[Some records]
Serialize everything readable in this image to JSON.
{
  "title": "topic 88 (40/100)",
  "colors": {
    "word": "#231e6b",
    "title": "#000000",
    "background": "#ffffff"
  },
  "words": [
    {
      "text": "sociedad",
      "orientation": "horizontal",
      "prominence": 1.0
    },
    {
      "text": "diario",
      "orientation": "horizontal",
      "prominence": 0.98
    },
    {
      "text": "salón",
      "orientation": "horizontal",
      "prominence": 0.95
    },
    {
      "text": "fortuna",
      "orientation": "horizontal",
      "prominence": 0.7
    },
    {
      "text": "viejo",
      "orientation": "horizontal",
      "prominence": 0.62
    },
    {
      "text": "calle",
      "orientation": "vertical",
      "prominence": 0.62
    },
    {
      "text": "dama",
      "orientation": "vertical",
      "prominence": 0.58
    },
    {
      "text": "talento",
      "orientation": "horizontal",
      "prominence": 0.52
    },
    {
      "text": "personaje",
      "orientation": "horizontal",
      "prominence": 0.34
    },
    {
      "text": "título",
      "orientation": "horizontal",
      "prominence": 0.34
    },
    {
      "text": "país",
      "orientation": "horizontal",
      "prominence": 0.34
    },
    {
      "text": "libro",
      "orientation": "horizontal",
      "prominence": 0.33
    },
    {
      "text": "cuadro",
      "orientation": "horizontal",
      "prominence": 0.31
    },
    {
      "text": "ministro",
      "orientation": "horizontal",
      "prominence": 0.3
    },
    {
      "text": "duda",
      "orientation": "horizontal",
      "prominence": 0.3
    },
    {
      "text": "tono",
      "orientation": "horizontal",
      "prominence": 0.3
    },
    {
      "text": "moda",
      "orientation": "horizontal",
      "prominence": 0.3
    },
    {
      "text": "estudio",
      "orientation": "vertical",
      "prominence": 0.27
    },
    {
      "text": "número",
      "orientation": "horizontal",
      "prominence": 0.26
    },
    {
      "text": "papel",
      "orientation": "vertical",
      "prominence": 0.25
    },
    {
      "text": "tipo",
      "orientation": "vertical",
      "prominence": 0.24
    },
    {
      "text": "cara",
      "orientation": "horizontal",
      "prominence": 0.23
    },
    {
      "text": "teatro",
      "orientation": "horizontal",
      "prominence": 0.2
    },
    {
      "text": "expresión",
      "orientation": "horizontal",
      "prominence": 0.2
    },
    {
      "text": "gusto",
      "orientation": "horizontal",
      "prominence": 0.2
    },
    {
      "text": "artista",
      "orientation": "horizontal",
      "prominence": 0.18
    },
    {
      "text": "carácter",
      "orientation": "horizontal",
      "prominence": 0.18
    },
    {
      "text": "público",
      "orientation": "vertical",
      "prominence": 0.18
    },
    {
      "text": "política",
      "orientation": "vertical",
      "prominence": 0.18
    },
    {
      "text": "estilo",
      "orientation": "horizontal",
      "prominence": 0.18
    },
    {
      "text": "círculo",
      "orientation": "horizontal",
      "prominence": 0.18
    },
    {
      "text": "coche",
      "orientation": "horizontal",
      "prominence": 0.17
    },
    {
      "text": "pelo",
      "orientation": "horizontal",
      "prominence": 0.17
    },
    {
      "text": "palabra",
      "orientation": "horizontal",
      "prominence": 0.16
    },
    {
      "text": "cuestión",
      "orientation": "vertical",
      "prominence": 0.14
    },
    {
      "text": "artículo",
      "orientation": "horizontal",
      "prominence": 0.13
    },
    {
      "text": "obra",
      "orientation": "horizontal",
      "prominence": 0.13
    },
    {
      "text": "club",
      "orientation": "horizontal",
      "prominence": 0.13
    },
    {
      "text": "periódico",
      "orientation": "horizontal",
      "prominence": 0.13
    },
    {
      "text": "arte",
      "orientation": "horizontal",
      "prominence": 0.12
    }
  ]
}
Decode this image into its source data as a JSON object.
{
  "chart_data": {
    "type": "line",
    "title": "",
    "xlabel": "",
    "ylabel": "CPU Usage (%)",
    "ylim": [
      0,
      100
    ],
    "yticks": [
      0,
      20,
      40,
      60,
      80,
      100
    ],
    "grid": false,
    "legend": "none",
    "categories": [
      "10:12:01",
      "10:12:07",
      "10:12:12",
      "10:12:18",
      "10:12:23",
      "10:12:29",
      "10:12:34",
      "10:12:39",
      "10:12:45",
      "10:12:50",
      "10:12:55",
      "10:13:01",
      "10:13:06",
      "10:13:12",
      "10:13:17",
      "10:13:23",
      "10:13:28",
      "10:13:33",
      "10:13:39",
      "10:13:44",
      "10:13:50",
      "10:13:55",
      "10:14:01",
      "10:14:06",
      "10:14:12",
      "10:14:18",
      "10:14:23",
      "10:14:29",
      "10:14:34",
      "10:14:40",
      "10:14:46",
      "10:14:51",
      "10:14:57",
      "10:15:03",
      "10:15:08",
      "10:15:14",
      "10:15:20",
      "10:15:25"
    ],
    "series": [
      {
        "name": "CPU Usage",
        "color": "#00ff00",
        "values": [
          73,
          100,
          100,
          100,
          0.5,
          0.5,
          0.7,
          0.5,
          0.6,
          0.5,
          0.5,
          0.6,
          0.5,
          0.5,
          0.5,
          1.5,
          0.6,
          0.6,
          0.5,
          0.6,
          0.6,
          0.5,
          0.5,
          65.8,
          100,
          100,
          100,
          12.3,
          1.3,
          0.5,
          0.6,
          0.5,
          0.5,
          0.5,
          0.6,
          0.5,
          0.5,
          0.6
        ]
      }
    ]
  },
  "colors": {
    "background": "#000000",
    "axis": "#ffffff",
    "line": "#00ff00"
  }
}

**Job**
Please reproduce each line exactly as written.

**Output for this exercise**
Serialize everything readable in this image to JSON.
{
  "title": "topic 88 (40/100)",
  "colors": {
    "word": "#231e6b",
    "title": "#000000",
    "background": "#ffffff"
  },
  "words": [
    {
      "text": "sociedad",
      "orientation": "horizontal",
      "prominence": 1.0
    },
    {
      "text": "diario",
      "orientation": "horizontal",
      "prominence": 0.98
    },
    {
      "text": "salón",
      "orientation": "horizontal",
      "prominence": 0.95
    },
    {
      "text": "fortuna",
      "orientation": "horizontal",
      "prominence": 0.7
    },
    {
      "text": "viejo",
      "orientation": "horizontal",
      "prominence": 0.62
    },
    {
      "text": "calle",
      "orientation": "vertical",
      "prominence": 0.62
    },
    {
      "text": "dama",
      "orientation": "vertical",
      "prominence": 0.58
    },
    {
      "text": "talento",
      "orientation": "horizontal",
      "prominence": 0.52
    },
    {
      "text": "personaje",
      "orientation": "horizontal",
      "prominence": 0.34
    },
    {
      "text": "título",
      "orientation": "horizontal",
      "prominence": 0.34
    },
    {
      "text": "país",
      "orientation": "horizontal",
      "prominence": 0.34
    },
    {
      "text": "libro",
      "orientation": "horizontal",
      "prominence": 0.33
    },
    {
      "text": "cuadro",
      "orientation": "horizontal",
      "prominence": 0.31
    },
    {
      "text": "ministro",
      "orientation": "horizontal",
      "prominence": 0.3
    },
    {
      "text": "duda",
      "orientation": "horizontal",
      "prominence": 0.3
    },
    {
      "text": "tono",
      "orientation": "horizontal",
      "prominence": 0.3
    },
    {
      "text": "moda",
      "orientation": "horizontal",
      "prominence": 0.3
    },
    {
      "text": "estudio",
      "orientation": "vertical",
      "prominence": 0.27
    },
    {
      "text": "número",
      "orientation": "horizontal",
      "prominence": 0.26
    },
    {
      "text": "papel",
      "orientation": "vertical",
      "prominence": 0.25
    },
    {
      "text": "tipo",
      "orientation": "vertical",
      "prominence": 0.24
    },
    {
      "text": "cara",
      "orientation": "horizontal",
      "prominence": 0.23
    },
    {
      "text": "teatro",
      "orientation": "horizontal",
      "prominence": 0.2
    },
    {
      "text": "expresión",
      "orientation": "horizontal",
      "prominence": 0.2
    },
    {
      "text": "gusto",
      "orientation": "horizontal",
      "prominence": 0.2
    },
    {
      "text": "artista",
      "orientation": "horizontal",
      "prominence": 0.18
    },
    {
      "text": "carácter",
      "orientation": "horizontal",
      "prominence": 0.18
    },
    {
      "text": "público",
      "orientation": "vertical",
      "prominence": 0.18
    },
    {
      "text": "política",
      "orientation": "vertical",
      "prominence": 0.18
    },
    {
      "text": "estilo",
      "orientation": "horizontal",
      "prominence": 0.18
    },
    {
      "text": "círculo",
      "orientation": "horizontal",
      "prominence": 0.18
    },
    {
      "text": "coche",
      "orientation": "horizontal",
      "prominence": 0.17
    },
    {
      "text": "pelo",
      "orientation": "horizontal",
      "prominence": 0.17
    },
    {
      "text": "palabra",
      "orientation": "horizontal",
      "prominence": 0.16
    },
    {
      "text": "cuestión",
      "orientation": "vertical",
      "prominence": 0.14
    },
    {
      "text": "artículo",
      "orientation": "horizontal",
      "prominence": 0.13
    },
    {
      "text": "obra",
      "orientation": "horizontal",
      "prominence": 0.13
    },
    {
      "text": "club",
      "orientation": "horizontal",
      "prominence": 0.13
    },
    {
      "text": "periódico",
      "orientation": "horizontal",
      "prominence": 0.13
    },
    {
      "text": "arte",
      "orientation": "horizontal",
      "prominence": 0.12
    }
  ]
}
Decode this image into its source data as a JSON object.
{
  "chart_data": {
    "type": "line",
    "title": "",
    "xlabel": "",
    "ylabel": "CPU Usage (%)",
    "ylim": [
      0,
      100
    ],
    "yticks": [
      0,
      20,
      40,
      60,
      80,
      100
    ],
    "grid": false,
    "legend": "none",
    "categories": [
      "10:12:01",
      "10:12:07",
      "10:12:12",
      "10:12:18",
      "10:12:23",
      "10:12:29",
      "10:12:34",
      "10:12:39",
      "10:12:45",
      "10:12:50",
      "10:12:55",
      "10:13:01",
      "10:13:06",
      "10:13:12",
      "10:13:17",
      "10:13:23",
      "10:13:28",
      "10:13:33",
      "10:13:39",
      "10:13:44",
      "10:13:50",
      "10:13:55",
      "10:14:01",
      "10:14:06",
      "10:14:12",
      "10:14:18",
      "10:14:23",
      "10:14:29",
      "10:14:34",
      "10:14:40",
      "10:14:46",
      "10:14:51",
      "10:14:57",
      "10:15:03",
      "10:15:08",
      "10:15:14",
      "10:15:20",
      "10:15:25"
    ],
    "series": [
      {
        "name": "CPU Usage",
        "color": "#00ff00",
        "values": [
          73,
          100,
          100,
          100,
          0.5,
          0.5,
          0.7,
          0.5,
          0.6,
          0.5,
          0.5,
          0.6,
          0.5,
          0.5,
          0.5,
          1.5,
          0.6,
          0.6,
          0.5,
          0.6,
          0.6,
          0.5,
          0.5,
          65.8,
          100,
          100,
          100,
          12.3,
          1.3,
          0.5,
          0.6,
          0.5,
          0.5,
          0.5,
          0.6,
          0.5,
          0.5,
          0.6
        ]
      }
    ]
  },
  "colors": {
    "background": "#000000",
    "axis": "#ffffff",
    "line": "#00ff00"
  }
}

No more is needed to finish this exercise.